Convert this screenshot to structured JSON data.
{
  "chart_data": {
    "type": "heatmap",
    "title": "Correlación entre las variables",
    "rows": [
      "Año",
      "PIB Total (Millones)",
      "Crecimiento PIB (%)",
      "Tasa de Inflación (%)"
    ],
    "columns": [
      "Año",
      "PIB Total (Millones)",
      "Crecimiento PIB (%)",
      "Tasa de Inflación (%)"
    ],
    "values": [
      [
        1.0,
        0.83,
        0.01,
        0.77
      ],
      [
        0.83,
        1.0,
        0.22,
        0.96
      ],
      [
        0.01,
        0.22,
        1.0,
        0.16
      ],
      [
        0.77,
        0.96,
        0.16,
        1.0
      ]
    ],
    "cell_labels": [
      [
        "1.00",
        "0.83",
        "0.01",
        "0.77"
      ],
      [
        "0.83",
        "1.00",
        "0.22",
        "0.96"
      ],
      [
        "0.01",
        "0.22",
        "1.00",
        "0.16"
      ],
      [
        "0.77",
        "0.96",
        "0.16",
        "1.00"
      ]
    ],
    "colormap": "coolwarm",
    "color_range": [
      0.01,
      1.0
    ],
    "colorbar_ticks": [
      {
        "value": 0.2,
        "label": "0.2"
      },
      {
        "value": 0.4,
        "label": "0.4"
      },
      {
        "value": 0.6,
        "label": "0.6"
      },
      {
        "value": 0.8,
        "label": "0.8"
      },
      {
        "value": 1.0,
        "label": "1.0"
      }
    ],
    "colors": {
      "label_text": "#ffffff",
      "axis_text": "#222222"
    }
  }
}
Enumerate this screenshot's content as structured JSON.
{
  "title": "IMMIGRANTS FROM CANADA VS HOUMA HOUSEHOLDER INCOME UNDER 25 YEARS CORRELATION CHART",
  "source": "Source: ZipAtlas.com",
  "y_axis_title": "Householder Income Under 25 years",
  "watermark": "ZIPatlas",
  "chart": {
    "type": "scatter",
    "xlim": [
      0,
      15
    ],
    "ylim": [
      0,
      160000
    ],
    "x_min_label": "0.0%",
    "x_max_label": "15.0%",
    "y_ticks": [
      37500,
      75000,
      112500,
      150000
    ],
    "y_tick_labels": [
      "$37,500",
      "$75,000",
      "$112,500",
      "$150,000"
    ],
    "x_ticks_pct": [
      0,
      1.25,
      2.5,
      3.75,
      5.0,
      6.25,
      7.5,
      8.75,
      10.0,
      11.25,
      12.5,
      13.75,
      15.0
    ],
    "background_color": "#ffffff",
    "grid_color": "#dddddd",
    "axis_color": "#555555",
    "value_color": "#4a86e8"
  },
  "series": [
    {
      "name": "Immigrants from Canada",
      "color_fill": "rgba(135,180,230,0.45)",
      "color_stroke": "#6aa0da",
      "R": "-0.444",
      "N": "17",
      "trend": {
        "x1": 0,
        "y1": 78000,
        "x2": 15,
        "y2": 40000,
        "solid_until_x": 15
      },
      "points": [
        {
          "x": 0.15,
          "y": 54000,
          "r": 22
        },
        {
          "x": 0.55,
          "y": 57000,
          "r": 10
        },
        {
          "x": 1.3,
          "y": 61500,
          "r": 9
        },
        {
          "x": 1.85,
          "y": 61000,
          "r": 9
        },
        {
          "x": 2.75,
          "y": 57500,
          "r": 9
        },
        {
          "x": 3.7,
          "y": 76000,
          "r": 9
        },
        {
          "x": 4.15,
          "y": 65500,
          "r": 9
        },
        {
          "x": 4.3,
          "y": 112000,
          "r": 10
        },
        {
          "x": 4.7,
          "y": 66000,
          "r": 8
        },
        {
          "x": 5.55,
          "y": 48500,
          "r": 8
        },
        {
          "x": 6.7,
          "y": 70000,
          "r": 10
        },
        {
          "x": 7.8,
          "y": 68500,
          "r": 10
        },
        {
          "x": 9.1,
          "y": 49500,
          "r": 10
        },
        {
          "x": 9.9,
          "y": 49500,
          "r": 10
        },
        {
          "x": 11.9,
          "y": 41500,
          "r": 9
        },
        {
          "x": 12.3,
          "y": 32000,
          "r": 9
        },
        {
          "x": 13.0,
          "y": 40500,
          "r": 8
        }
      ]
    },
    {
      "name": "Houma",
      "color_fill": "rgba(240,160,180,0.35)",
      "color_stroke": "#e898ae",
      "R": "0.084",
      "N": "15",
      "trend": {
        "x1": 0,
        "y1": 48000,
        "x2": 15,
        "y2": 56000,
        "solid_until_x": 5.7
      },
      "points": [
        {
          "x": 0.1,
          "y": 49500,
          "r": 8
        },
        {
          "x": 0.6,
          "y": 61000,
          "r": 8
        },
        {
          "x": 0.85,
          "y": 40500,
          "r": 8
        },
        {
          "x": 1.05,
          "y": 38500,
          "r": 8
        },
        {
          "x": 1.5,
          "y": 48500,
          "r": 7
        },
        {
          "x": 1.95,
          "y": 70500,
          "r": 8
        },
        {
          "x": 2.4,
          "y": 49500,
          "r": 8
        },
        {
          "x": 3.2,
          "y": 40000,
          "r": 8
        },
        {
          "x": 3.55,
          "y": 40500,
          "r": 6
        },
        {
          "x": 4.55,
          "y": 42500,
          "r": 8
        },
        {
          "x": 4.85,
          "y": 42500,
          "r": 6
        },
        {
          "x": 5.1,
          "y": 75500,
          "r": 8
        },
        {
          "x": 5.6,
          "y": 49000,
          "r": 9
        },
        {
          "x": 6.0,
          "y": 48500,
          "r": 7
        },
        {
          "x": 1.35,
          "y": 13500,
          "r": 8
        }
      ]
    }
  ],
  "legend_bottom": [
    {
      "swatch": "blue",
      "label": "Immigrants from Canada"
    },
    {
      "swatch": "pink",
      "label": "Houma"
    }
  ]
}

----------

■ **THE REQUEST**: Copy every record exactly, with nothing added or dropped.

■ **RESPONSE TO THIS EXERCISE**:
Convert this screenshot to structured JSON data.
{
  "chart_data": {
    "type": "heatmap",
    "title": "Correlación entre las variables",
    "rows": [
      "Año",
      "PIB Total (Millones)",
      "Crecimiento PIB (%)",
      "Tasa de Inflación (%)"
    ],
    "columns": [
      "Año",
      "PIB Total (Millones)",
      "Crecimiento PIB (%)",
      "Tasa de Inflación (%)"
    ],
    "values": [
      [
        1.0,
        0.83,
        0.01,
        0.77
      ],
      [
        0.83,
        1.0,
        0.22,
        0.96
      ],
      [
        0.01,
        0.22,
        1.0,
        0.16
      ],
      [
        0.77,
        0.96,
        0.16,
        1.0
      ]
    ],
    "cell_labels": [
      [
        "1.00",
        "0.83",
        "0.01",
        "0.77"
      ],
      [
        "0.83",
        "1.00",
        "0.22",
        "0.96"
      ],
      [
        "0.01",
        "0.22",
        "1.00",
        "0.16"
      ],
      [
        "0.77",
        "0.96",
        "0.16",
        "1.00"
      ]
    ],
    "colormap": "coolwarm",
    "color_range": [
      0.01,
      1.0
    ],
    "colorbar_ticks": [
      {
        "value": 0.2,
        "label": "0.2"
      },
      {
        "value": 0.4,
        "label": "0.4"
      },
      {
        "value": 0.6,
        "label": "0.6"
      },
      {
        "value": 0.8,
        "label": "0.8"
      },
      {
        "value": 1.0,
        "label": "1.0"
      }
    ],
    "colors": {
      "label_text": "#ffffff",
      "axis_text": "#222222"
    }
  }
}
Enumerate this screenshot's content as structured JSON.
{
  "title": "IMMIGRANTS FROM CANADA VS HOUMA HOUSEHOLDER INCOME UNDER 25 YEARS CORRELATION CHART",
  "source": "Source: ZipAtlas.com",
  "y_axis_title": "Householder Income Under 25 years",
  "watermark": "ZIPatlas",
  "chart": {
    "type": "scatter",
    "xlim": [
      0,
      15
    ],
    "ylim": [
      0,
      160000
    ],
    "x_min_label": "0.0%",
    "x_max_label": "15.0%",
    "y_ticks": [
      37500,
      75000,
      112500,
      150000
    ],
    "y_tick_labels": [
      "$37,500",
      "$75,000",
      "$112,500",
      "$150,000"
    ],
    "x_ticks_pct": [
      0,
      1.25,
      2.5,
      3.75,
      5.0,
      6.25,
      7.5,
      8.75,
      10.0,
      11.25,
      12.5,
      13.75,
      15.0
    ],
    "background_color": "#ffffff",
    "grid_color": "#dddddd",
    "axis_color": "#555555",
    "value_color": "#4a86e8"
  },
  "series": [
    {
      "name": "Immigrants from Canada",
      "color_fill": "rgba(135,180,230,0.45)",
      "color_stroke": "#6aa0da",
      "R": "-0.444",
      "N": "17",
      "trend": {
        "x1": 0,
        "y1": 78000,
        "x2": 15,
        "y2": 40000,
        "solid_until_x": 15
      },
      "points": [
        {
          "x": 0.15,
          "y": 54000,
          "r": 22
        },
        {
          "x": 0.55,
          "y": 57000,
          "r": 10
        },
        {
          "x": 1.3,
          "y": 61500,
          "r": 9
        },
        {
          "x": 1.85,
          "y": 61000,
          "r": 9
        },
        {
          "x": 2.75,
          "y": 57500,
          "r": 9
        },
        {
          "x": 3.7,
          "y": 76000,
          "r": 9
        },
        {
          "x": 4.15,
          "y": 65500,
          "r": 9
        },
        {
          "x": 4.3,
          "y": 112000,
          "r": 10
        },
        {
          "x": 4.7,
          "y": 66000,
          "r": 8
        },
        {
          "x": 5.55,
          "y": 48500,
          "r": 8
        },
        {
          "x": 6.7,
          "y": 70000,
          "r": 10
        },
        {
          "x": 7.8,
          "y": 68500,
          "r": 10
        },
        {
          "x": 9.1,
          "y": 49500,
          "r": 10
        },
        {
          "x": 9.9,
          "y": 49500,
          "r": 10
        },
        {
          "x": 11.9,
          "y": 41500,
          "r": 9
        },
        {
          "x": 12.3,
          "y": 32000,
          "r": 9
        },
        {
          "x": 13.0,
          "y": 40500,
          "r": 8
        }
      ]
    },
    {
      "name": "Houma",
      "color_fill": "rgba(240,160,180,0.35)",
      "color_stroke": "#e898ae",
      "R": "0.084",
      "N": "15",
      "trend": {
        "x1": 0,
        "y1": 48000,
        "x2": 15,
        "y2": 56000,
        "solid_until_x": 5.7
      },
      "points": [
        {
          "x": 0.1,
          "y": 49500,
          "r": 8
        },
        {
          "x": 0.6,
          "y": 61000,
          "r": 8
        },
        {
          "x": 0.85,
          "y": 40500,
          "r": 8
        },
        {
          "x": 1.05,
          "y": 38500,
          "r": 8
        },
        {
          "x": 1.5,
          "y": 48500,
          "r": 7
        },
        {
          "x": 1.95,
          "y": 70500,
          "r": 8
        },
        {
          "x": 2.4,
          "y": 49500,
          "r": 8
        },
        {
          "x": 3.2,
          "y": 40000,
          "r": 8
        },
        {
          "x": 3.55,
          "y": 40500,
          "r": 6
        },
        {
          "x": 4.55,
          "y": 42500,
          "r": 8
        },
        {
          "x": 4.85,
          "y": 42500,
          "r": 6
        },
        {
          "x": 5.1,
          "y": 75500,
          "r": 8
        },
        {
          "x": 5.6,
          "y": 49000,
          "r": 9
        },
        {
          "x": 6.0,
          "y": 48500,
          "r": 7
        },
        {
          "x": 1.35,
          "y": 13500,
          "r": 8
        }
      ]
    }
  ],
  "legend_bottom": [
    {
      "swatch": "blue",
      "label": "Immigrants from Canada"
    },
    {
      "swatch": "pink",
      "label": "Houma"
    }
  ]
}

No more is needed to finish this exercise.